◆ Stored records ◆
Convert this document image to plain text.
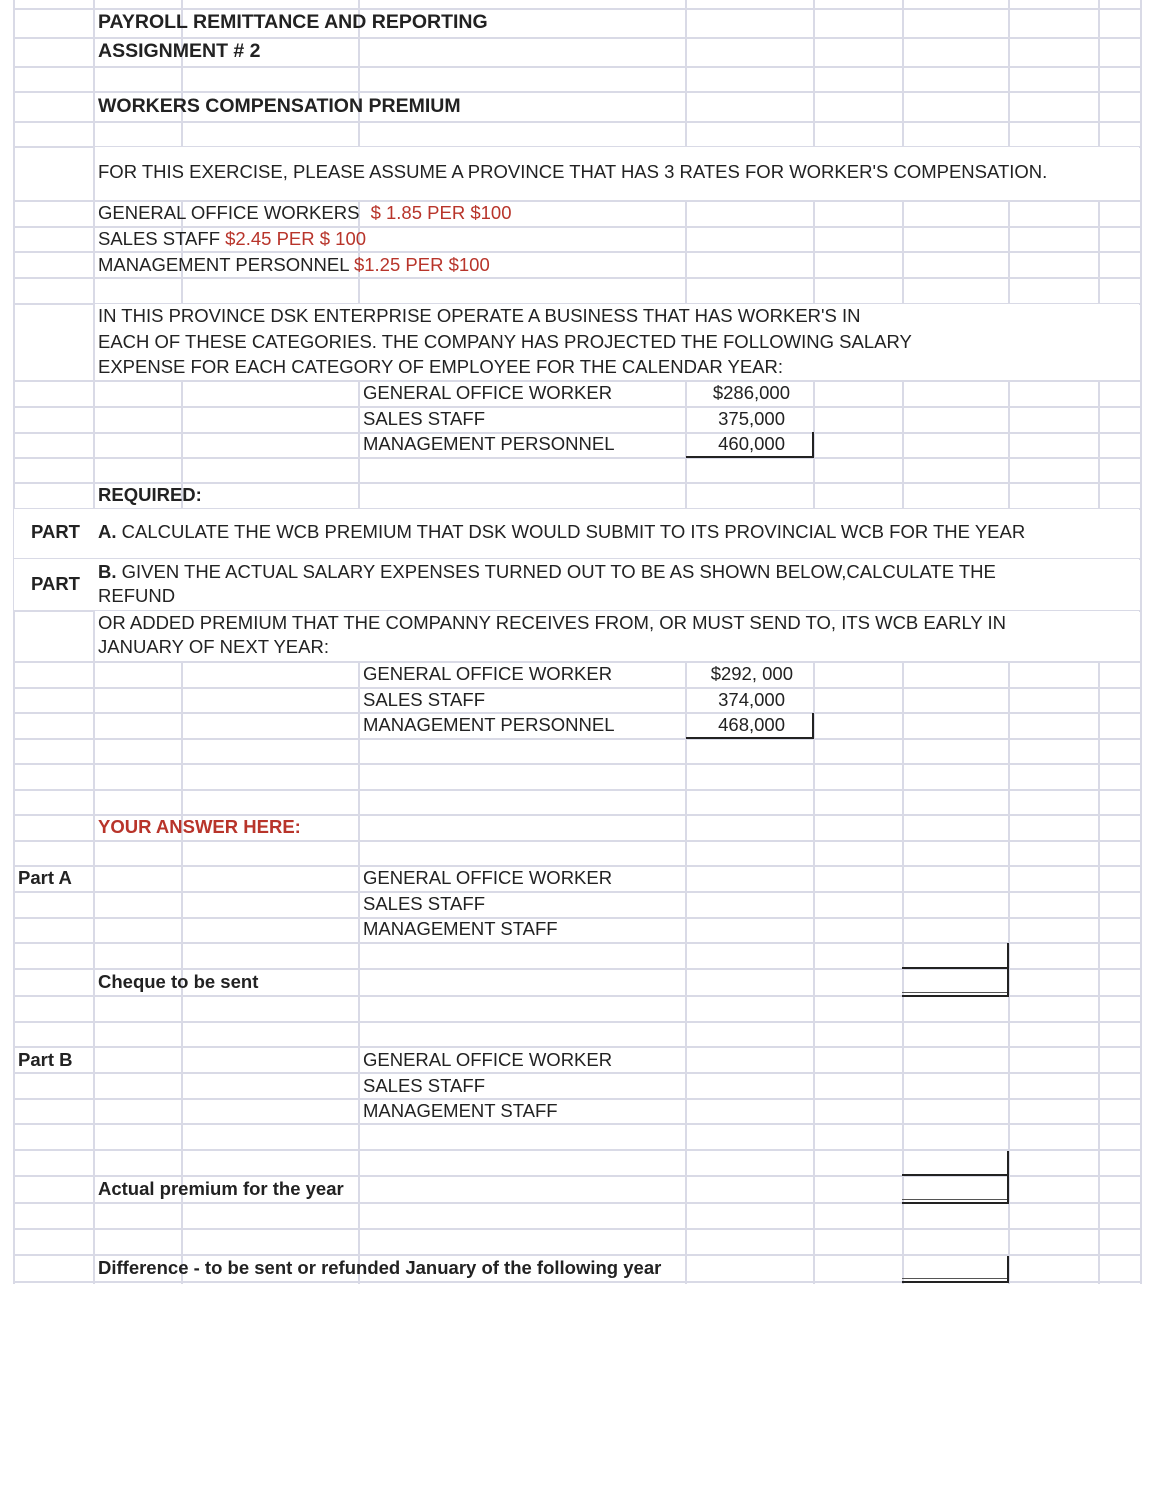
PAYROLL REMITTANCE AND REPORTING
ASSIGNMENT # 2
WORKERS COMPENSATION PREMIUM
FOR THIS EXERCISE, PLEASE ASSUME A PROVINCE THAT HAS 3 RATES FOR WORKER'S COMPENSATION.
GENERAL OFFICE WORKERS $ 1.85 PER $100
SALES STAFF $2.45 PER $ 100
MANAGEMENT PERSONNEL $1.25 PER $100
IN THIS PROVINCE DSK ENTERPRISE OPERATE A BUSINESS THAT HAS WORKER'S IN
EACH OF THESE CATEGORIES. THE COMPANY HAS PROJECTED THE FOLLOWING SALARY
EXPENSE FOR EACH CATEGORY OF EMPLOYEE FOR THE CALENDAR YEAR:
GENERAL OFFICE WORKER	$286,000
SALES STAFF	375,000
MANAGEMENT PERSONNEL	460,000
REQUIRED:
PART A. CALCULATE THE WCB PREMIUM THAT DSK WOULD SUBMIT TO ITS PROVINCIAL WCB FOR THE YEAR
PART
B. GIVEN THE ACTUAL SALARY EXPENSES TURNED OUT TO BE AS SHOWN BELOW,CALCULATE THE
REFUND
OR ADDED PREMIUM THAT THE COMPANNY RECEIVES FROM, OR MUST SEND TO, ITS WCB EARLY IN
JANUARY OF NEXT YEAR:
GENERAL OFFICE WORKER	$292, 000
SALES STAFF	374,000
MANAGEMENT PERSONNEL	468,000
YOUR ANSWER HERE:
Part A	GENERAL OFFICE WORKER
SALES STAFF
MANAGEMENT STAFF
Cheque to be sent
Part B	GENERAL OFFICE WORKER
SALES STAFF
MANAGEMENT STAFF
Actual premium for the year
Difference - to be sent or refunded January of the following year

◆ Aim ◆
From the listing, extract all text exactly as given and drop any picture.

◆ Exercise response ◆
Convert this document image to plain text.
PAYROLL REMITTANCE AND REPORTING
ASSIGNMENT # 2
WORKERS COMPENSATION PREMIUM
FOR THIS EXERCISE, PLEASE ASSUME A PROVINCE THAT HAS 3 RATES FOR WORKER'S COMPENSATION.
GENERAL OFFICE WORKERS $ 1.85 PER $100
SALES STAFF $2.45 PER $ 100
MANAGEMENT PERSONNEL $1.25 PER $100
IN THIS PROVINCE DSK ENTERPRISE OPERATE A BUSINESS THAT HAS WORKER'S IN
EACH OF THESE CATEGORIES. THE COMPANY HAS PROJECTED THE FOLLOWING SALARY
EXPENSE FOR EACH CATEGORY OF EMPLOYEE FOR THE CALENDAR YEAR:
GENERAL OFFICE WORKER	$286,000
SALES STAFF	375,000
MANAGEMENT PERSONNEL	460,000
REQUIRED:
PART A. CALCULATE THE WCB PREMIUM THAT DSK WOULD SUBMIT TO ITS PROVINCIAL WCB FOR THE YEAR
PART
B. GIVEN THE ACTUAL SALARY EXPENSES TURNED OUT TO BE AS SHOWN BELOW,CALCULATE THE
REFUND
OR ADDED PREMIUM THAT THE COMPANNY RECEIVES FROM, OR MUST SEND TO, ITS WCB EARLY IN
JANUARY OF NEXT YEAR:
GENERAL OFFICE WORKER	$292, 000
SALES STAFF	374,000
MANAGEMENT PERSONNEL	468,000
YOUR ANSWER HERE:
Part A	GENERAL OFFICE WORKER
SALES STAFF
MANAGEMENT STAFF
Cheque to be sent
Part B	GENERAL OFFICE WORKER
SALES STAFF
MANAGEMENT STAFF
Actual premium for the year
Difference - to be sent or refunded January of the following year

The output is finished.